Texte source:

= = =

Je viens de vous dire ce que je voudrais. Maintenant, voici ce que je ne veux pas :

Je ne veux pas de la loi qu’on vous apporte.

Pourquoi ?

Messieurs, cette loi est une arme.

Une arme n’est rien par elle-même, elle n’existe que par la main qui la saisit.

Or quelle est la main qui se saisira de cette loi ?

Là est toute la question.

Messieurs, c’est la main du parti clérical. (C’est vrai ! — Longue agitation.)

Messieurs, je redoute cette main, je veux briser cette arme, je repousse ce projet.

Cela dit, j’entre dans la discussion.

J’aborde tout de suite, et de front, une objection qu’on fait aux opposants placés à mon point de vue, la seule objection qui ait une apparence de gravité.

On nous dit : Vous excluez le clergé du conseil de surveillance de l’état ; vous voulez donc proscrire l’enseignement religieux ?

= = =

Entrées fournies:
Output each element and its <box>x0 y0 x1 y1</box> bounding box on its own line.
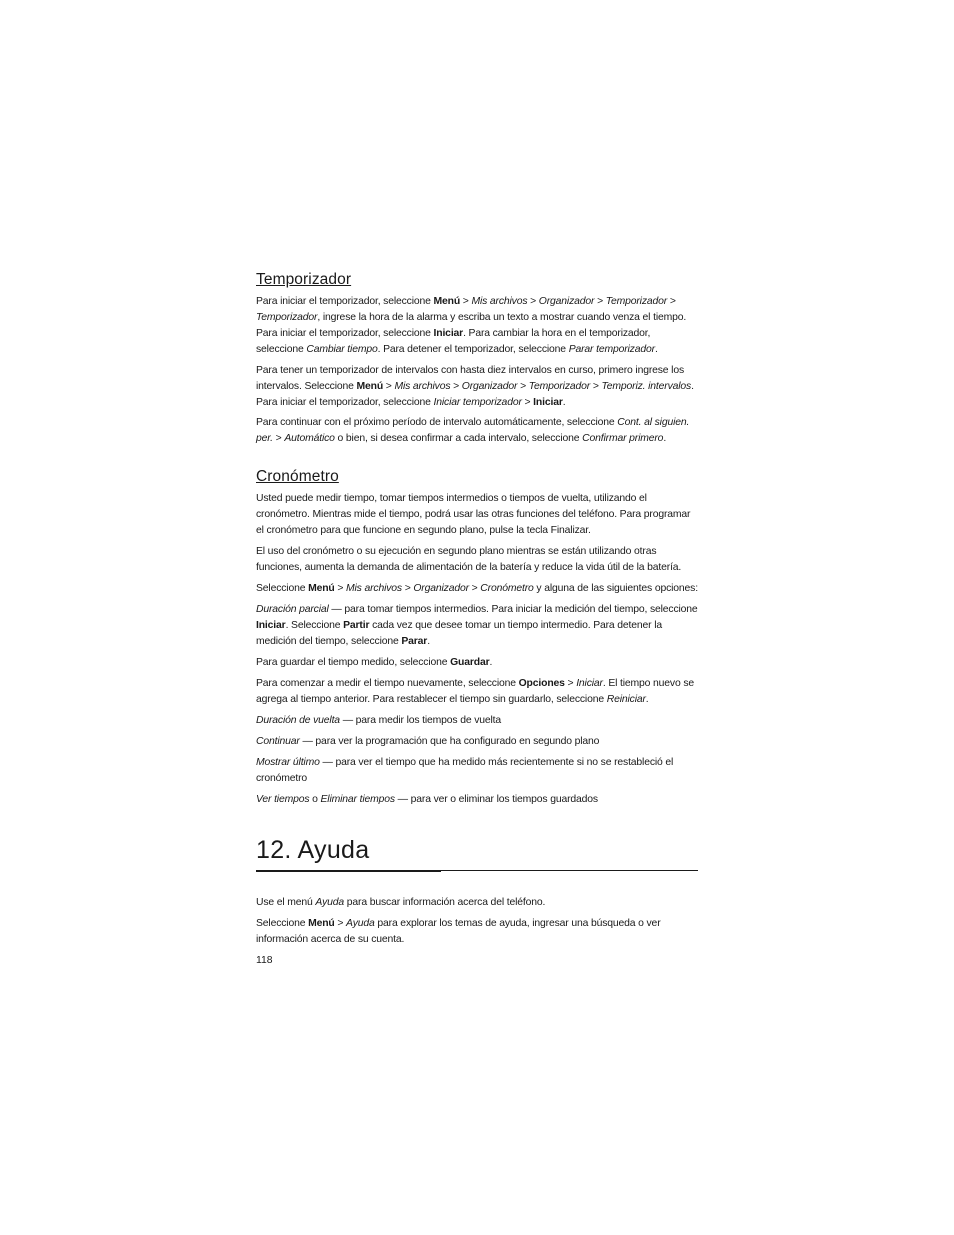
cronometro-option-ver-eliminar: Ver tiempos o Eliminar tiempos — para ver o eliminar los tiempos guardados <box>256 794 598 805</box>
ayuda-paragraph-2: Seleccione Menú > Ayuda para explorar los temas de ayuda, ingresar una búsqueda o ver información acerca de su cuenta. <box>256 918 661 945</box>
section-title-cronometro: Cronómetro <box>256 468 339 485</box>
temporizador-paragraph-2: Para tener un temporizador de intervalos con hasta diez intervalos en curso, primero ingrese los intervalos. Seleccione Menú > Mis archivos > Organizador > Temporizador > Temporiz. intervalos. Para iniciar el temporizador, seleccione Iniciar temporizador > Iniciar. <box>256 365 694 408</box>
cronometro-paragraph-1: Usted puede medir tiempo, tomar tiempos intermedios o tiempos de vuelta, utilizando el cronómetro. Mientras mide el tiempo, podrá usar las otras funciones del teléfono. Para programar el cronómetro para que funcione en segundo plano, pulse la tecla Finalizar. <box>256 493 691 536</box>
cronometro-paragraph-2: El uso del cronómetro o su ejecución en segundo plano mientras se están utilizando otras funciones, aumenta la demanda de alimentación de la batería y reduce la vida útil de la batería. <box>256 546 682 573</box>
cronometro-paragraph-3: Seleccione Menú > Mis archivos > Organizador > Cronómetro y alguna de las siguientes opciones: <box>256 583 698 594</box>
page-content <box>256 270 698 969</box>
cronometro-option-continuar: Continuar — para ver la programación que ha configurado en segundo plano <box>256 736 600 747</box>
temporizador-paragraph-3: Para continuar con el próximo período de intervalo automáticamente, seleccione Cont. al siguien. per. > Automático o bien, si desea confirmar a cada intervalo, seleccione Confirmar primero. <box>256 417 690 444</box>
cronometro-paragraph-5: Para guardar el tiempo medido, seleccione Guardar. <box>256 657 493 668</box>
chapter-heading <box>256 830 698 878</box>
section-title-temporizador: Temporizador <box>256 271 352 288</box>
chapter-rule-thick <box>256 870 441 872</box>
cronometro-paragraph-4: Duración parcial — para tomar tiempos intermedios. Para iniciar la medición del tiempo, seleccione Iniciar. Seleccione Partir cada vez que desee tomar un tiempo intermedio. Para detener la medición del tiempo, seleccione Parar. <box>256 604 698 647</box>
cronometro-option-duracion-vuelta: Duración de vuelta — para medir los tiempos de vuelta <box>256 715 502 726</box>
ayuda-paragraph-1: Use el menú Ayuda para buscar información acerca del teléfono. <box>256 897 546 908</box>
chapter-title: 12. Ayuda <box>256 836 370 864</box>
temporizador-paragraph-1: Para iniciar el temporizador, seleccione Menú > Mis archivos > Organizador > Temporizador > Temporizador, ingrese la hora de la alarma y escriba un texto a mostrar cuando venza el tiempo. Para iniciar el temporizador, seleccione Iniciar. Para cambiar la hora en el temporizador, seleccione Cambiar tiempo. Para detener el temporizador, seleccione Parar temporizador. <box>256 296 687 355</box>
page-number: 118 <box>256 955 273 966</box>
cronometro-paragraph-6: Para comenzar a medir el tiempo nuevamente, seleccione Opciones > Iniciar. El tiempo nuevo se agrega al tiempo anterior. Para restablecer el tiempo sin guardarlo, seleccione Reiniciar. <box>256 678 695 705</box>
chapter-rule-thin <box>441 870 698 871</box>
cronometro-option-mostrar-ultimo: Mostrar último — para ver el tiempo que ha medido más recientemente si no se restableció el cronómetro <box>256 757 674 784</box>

= = =

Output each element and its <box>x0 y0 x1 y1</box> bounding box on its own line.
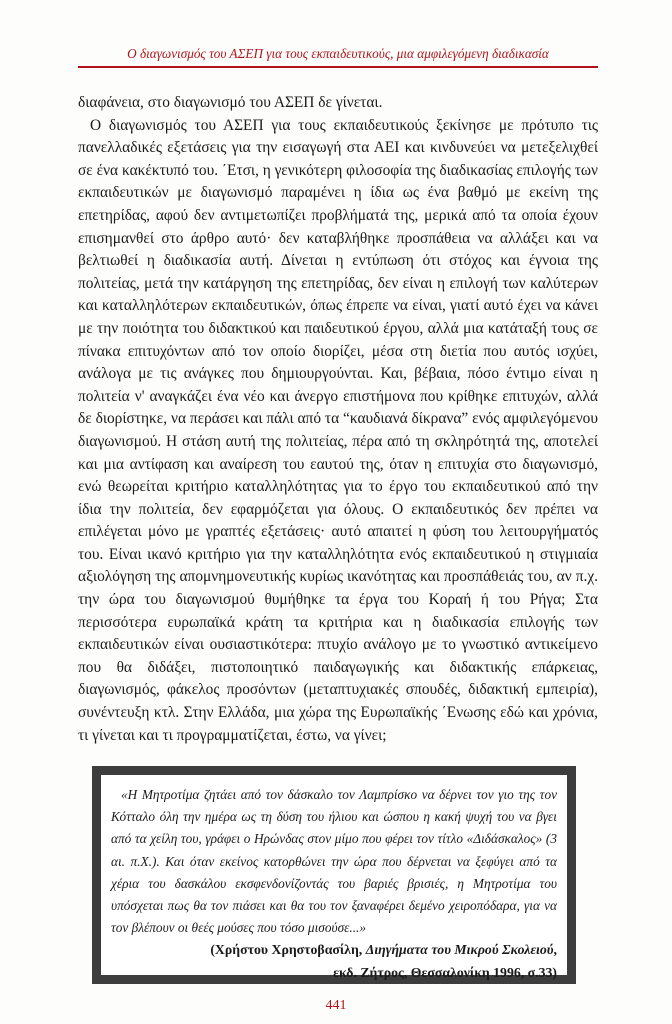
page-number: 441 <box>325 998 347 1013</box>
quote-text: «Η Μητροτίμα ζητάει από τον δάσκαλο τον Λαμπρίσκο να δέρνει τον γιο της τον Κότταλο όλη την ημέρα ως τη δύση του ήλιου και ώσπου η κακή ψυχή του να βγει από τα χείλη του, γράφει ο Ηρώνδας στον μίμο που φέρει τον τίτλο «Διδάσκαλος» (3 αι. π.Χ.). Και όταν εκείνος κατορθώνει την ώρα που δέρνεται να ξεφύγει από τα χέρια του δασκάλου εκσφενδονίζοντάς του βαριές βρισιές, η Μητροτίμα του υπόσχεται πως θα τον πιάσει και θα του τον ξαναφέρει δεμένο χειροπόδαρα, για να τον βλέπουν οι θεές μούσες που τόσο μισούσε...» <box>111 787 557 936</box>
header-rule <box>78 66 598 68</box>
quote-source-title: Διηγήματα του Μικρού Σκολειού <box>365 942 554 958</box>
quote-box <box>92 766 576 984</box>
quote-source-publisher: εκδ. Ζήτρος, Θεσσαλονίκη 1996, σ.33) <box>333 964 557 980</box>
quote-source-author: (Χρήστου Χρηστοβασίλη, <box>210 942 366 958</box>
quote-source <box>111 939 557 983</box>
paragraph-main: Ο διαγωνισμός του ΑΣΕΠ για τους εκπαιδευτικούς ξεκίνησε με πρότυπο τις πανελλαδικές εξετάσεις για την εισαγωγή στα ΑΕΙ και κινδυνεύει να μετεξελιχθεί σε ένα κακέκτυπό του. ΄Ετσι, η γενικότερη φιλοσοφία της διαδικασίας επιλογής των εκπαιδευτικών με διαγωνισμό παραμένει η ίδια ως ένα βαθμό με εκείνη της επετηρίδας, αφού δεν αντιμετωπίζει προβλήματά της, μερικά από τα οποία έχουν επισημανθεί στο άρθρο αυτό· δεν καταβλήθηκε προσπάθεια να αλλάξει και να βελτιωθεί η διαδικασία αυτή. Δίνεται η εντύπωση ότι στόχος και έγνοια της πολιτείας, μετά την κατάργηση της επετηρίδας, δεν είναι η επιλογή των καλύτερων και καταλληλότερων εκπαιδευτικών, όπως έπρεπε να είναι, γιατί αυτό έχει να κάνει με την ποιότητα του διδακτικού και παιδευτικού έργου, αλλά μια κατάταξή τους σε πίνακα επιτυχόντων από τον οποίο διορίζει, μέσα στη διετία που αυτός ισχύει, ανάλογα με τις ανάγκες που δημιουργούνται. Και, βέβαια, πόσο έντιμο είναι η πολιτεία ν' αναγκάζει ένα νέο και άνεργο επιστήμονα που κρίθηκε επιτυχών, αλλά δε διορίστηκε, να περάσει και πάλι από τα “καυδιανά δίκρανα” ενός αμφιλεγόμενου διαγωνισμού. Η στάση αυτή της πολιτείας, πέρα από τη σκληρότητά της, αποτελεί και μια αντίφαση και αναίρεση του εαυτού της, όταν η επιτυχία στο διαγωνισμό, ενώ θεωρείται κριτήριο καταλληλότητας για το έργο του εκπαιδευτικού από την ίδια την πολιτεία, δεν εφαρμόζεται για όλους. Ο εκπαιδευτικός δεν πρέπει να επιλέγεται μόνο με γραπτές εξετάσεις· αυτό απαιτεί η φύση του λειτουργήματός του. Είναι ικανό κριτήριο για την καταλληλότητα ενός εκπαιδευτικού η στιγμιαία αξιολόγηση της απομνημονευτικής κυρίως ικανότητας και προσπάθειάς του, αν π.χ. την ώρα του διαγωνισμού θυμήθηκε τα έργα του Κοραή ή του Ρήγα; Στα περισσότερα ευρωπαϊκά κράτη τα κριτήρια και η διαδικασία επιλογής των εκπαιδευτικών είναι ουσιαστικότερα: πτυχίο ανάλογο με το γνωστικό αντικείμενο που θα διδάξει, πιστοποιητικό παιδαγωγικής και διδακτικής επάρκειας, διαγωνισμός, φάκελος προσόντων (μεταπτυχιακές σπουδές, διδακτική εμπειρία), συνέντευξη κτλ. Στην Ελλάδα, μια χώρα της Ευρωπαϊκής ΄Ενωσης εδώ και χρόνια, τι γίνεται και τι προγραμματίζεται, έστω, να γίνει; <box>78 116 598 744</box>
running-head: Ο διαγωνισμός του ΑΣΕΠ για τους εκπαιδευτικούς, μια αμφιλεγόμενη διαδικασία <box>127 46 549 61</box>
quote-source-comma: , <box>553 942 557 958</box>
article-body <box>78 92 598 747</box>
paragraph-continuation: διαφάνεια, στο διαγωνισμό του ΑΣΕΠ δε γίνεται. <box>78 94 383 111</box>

= = =

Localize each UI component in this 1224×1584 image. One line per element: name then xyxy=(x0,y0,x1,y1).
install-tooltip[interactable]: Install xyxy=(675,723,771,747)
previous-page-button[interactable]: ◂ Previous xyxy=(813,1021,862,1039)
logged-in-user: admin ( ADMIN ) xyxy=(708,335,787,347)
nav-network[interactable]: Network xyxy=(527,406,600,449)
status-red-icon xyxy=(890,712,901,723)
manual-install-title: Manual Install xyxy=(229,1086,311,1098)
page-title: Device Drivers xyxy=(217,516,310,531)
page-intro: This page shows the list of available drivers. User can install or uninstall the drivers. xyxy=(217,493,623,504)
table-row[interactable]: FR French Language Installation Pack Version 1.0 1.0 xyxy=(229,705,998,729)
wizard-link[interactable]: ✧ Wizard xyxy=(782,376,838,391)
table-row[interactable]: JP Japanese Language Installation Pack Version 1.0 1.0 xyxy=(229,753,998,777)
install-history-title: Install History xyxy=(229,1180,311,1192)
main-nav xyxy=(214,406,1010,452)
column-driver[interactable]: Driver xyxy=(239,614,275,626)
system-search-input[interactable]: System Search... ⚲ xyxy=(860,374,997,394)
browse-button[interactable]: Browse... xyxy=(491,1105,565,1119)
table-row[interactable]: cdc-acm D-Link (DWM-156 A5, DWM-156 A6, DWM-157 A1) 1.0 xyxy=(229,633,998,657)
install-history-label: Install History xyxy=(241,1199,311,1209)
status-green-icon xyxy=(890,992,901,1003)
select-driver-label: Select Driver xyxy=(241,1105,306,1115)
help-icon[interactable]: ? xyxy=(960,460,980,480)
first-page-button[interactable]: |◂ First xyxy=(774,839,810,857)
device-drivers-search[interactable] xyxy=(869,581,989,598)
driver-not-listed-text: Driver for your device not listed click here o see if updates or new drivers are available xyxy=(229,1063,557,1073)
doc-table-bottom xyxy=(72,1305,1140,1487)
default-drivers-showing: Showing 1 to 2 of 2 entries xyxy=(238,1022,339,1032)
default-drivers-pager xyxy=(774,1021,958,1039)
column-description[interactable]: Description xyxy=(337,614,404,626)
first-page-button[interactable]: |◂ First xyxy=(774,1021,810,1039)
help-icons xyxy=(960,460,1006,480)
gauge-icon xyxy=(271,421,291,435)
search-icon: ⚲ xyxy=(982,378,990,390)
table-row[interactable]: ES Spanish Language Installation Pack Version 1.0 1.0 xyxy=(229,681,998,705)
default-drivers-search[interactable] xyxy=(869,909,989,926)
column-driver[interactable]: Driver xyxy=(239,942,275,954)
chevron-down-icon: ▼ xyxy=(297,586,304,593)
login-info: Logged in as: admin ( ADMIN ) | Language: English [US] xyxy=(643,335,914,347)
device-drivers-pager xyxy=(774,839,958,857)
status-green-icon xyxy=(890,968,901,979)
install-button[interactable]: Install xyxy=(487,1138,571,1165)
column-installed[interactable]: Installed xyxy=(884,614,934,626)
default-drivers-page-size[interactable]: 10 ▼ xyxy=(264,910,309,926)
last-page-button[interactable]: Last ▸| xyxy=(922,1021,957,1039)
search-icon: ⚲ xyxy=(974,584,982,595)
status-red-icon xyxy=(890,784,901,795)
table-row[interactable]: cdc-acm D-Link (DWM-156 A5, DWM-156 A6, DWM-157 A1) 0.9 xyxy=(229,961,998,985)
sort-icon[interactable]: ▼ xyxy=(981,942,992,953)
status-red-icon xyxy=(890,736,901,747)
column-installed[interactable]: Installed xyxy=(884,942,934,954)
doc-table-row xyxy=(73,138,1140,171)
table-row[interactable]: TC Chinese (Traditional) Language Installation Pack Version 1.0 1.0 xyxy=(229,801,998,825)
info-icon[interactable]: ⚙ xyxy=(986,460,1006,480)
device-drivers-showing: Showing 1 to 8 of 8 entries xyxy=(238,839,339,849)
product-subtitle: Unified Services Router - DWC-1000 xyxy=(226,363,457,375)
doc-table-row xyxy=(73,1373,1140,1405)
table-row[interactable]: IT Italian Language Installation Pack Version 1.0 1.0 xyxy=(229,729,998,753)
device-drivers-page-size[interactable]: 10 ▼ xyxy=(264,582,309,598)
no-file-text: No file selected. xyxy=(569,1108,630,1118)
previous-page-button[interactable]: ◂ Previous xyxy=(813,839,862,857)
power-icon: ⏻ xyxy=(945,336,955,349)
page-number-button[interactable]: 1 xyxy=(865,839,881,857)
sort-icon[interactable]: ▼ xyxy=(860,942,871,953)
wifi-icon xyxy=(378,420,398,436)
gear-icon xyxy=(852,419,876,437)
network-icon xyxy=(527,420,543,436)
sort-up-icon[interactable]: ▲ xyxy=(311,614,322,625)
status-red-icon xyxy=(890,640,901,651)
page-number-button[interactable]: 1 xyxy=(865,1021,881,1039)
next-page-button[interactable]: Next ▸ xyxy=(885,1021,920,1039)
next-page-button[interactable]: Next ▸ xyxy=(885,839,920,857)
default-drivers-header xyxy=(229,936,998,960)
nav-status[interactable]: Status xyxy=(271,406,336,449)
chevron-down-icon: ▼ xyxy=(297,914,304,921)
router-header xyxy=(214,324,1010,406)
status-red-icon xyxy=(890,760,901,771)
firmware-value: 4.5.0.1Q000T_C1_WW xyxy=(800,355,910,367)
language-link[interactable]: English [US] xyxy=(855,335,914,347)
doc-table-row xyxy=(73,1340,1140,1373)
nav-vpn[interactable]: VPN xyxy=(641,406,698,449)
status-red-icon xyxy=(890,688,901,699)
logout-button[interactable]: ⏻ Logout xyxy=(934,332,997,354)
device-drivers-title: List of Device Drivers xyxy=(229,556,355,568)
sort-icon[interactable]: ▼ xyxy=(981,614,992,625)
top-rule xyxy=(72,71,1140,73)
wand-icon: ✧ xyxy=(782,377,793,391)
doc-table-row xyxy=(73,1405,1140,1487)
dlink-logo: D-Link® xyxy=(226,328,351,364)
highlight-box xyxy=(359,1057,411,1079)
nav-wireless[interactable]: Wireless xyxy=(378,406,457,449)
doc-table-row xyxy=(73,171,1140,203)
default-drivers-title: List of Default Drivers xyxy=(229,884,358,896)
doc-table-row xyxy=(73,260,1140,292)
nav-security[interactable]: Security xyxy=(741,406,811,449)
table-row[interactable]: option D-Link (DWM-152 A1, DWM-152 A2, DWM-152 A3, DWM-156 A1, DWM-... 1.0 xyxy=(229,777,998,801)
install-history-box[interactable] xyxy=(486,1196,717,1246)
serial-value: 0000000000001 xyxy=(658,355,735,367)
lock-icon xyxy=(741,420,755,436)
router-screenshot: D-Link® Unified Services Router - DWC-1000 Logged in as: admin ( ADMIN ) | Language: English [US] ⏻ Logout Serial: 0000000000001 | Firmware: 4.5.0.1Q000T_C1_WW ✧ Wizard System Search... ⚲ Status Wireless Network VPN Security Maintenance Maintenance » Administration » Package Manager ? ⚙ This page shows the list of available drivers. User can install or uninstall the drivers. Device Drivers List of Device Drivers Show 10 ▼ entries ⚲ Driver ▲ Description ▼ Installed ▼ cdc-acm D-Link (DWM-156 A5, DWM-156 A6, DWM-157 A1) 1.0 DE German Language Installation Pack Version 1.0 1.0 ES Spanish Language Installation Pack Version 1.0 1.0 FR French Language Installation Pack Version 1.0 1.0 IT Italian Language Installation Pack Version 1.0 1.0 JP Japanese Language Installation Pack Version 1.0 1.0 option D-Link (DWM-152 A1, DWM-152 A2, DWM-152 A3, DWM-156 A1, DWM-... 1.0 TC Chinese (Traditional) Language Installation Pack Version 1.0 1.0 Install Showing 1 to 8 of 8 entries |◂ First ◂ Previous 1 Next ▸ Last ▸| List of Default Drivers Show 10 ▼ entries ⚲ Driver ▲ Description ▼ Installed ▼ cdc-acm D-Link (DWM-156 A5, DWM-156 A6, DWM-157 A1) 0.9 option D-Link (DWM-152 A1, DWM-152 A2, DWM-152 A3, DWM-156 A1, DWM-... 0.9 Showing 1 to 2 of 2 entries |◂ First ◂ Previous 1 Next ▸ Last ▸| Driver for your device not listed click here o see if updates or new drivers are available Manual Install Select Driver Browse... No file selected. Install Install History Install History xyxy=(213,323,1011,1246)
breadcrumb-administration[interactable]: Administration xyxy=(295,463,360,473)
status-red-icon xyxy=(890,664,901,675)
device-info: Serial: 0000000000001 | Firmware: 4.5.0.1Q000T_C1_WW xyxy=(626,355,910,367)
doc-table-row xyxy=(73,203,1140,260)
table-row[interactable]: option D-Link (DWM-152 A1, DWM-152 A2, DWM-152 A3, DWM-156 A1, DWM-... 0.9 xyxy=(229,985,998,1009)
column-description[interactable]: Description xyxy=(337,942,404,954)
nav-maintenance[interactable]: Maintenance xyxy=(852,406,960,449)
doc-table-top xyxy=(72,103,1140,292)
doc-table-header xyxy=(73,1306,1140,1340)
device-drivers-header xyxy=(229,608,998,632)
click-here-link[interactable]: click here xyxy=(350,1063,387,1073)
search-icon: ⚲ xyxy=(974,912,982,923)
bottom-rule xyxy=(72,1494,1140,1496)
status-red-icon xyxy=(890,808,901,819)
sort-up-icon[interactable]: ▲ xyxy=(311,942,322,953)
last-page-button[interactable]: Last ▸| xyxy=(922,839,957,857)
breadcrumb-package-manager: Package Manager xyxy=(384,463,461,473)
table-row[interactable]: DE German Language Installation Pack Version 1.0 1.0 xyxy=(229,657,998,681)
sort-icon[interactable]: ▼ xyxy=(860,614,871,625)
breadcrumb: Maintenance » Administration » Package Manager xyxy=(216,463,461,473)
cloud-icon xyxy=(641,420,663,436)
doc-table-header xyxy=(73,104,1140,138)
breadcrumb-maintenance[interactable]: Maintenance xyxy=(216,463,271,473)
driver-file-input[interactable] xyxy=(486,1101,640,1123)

= = =

Consignes:
[a] Dans l'extrait du discours, relevez chacune des propositions qui commencent par « je » dans la phrase qui débute par « Messieurs, je redoute ».
[b] Résumez l'extrait du discours en deux phrases.
[c] Reprenez l'extrait du discours et poursuivez-le après sa dernière phrase.

Réponses:
[a] je redoute cette main ; je veux briser cette arme ; je repousse ce projet

[b] La loi proposée est rejetée parce qu'elle est une arme dont la portée dépend de la main qui s'en saisira, à savoir celle du parti clérical. La discussion s'ouvre ensuite sur l'objection jugée la plus sérieuse : exclure le clergé du conseil de surveillance reviendrait à vouloir proscrire l'enseignement religieux.

[c]
Messieurs, je m’explique. Jamais on ne se méprendra, par ma faute, ni sur ce que je dis, ni sur ce que je pense.

Loin que je veuille proscrire l’enseignement religieux, entendez-vous bien ? il est, selon moi, plus nécessaire aujourd’hui que jamais. Plus l’homme grandit, plus il doit croire. Plus il approche de Dieu, mieux il doit voir Dieu. (Mouvement.)

Il y a un malheur dans notre temps, je dirais presque il n’y a qu’un malheur, c’est une certaine tendance à tout mettre dans cette vie. (Sensation.) En donnant à l’homme pour fin et pour but la vie terrestre et matérielle, on aggrave toutes les misères par la négation qui est au bout, on ajoute à l’accablement des malheureux le poids insupportable du néant, et de ce qui n’était que la souffrance, c’est-à-dire la loi de Dieu, on fait le désespoir, c’est-à-dire la loi de l’enfer. (Long mouvement.) De là de profondes convulsions sociales. (Oui ! oui !)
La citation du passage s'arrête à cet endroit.